◆ **Task requirements**
The records beneath should be restated word for word.

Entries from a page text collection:
--- START ---
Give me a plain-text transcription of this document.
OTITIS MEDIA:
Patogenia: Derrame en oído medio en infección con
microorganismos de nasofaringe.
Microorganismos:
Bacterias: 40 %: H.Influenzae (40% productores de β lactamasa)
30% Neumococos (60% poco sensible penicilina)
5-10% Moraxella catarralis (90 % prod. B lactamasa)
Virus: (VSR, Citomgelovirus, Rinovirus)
--- END ---
◆ **Solution to this task**
Give me a plain-text transcription of this document.
OTITIS MEDIA:
Patogenia: Derrame en oído medio en infección con
microorganismos de nasofaringe.
Microorganismos:
Bacterias: 40 %: H.Influenzae (40% productores de β lactamasa)
30% Neumococos (60% poco sensible penicilina)
5-10% Moraxella catarralis (90 % prod. B lactamasa)
Virus: (VSR, Citomgelovirus, Rinovirus)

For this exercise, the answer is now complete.